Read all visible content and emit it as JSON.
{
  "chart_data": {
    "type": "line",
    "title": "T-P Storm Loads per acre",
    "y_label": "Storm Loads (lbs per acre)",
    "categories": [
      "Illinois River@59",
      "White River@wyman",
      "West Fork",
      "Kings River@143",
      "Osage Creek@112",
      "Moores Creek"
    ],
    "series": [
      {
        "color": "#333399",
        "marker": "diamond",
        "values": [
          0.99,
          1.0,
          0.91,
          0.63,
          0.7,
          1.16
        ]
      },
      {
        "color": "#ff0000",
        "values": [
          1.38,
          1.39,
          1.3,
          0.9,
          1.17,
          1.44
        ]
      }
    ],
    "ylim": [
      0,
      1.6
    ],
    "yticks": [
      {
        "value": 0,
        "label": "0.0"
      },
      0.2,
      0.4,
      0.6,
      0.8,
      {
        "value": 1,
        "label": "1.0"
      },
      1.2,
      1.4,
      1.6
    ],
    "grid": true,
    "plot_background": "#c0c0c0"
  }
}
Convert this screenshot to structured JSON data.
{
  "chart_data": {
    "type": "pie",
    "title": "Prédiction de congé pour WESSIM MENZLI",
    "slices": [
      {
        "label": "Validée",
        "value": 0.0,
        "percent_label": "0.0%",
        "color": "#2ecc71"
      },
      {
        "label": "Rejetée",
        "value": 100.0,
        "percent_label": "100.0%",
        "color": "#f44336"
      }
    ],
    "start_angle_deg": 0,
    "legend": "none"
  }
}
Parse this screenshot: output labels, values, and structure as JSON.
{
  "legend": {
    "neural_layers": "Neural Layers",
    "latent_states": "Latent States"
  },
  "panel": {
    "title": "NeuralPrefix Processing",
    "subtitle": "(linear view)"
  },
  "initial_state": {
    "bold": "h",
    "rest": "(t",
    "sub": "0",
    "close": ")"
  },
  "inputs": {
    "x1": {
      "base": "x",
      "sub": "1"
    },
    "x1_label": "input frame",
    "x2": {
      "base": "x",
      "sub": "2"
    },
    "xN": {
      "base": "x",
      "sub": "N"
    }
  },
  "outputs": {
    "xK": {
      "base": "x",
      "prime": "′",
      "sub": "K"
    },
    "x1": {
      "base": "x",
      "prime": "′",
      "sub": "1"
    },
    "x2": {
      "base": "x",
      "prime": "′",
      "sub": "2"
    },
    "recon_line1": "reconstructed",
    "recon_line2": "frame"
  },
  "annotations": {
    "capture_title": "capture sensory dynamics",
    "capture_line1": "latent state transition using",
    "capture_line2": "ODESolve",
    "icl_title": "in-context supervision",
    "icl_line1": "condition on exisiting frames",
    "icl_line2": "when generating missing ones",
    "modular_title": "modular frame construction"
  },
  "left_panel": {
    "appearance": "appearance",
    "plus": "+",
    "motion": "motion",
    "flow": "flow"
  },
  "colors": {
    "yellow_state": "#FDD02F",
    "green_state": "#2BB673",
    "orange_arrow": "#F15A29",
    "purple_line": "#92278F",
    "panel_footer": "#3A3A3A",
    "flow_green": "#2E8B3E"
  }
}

GIVEN TASK:
Each line in the listing above either holds the string "River" or does not; state how many do, giving the number only.

WRITTEN ANSWER:
3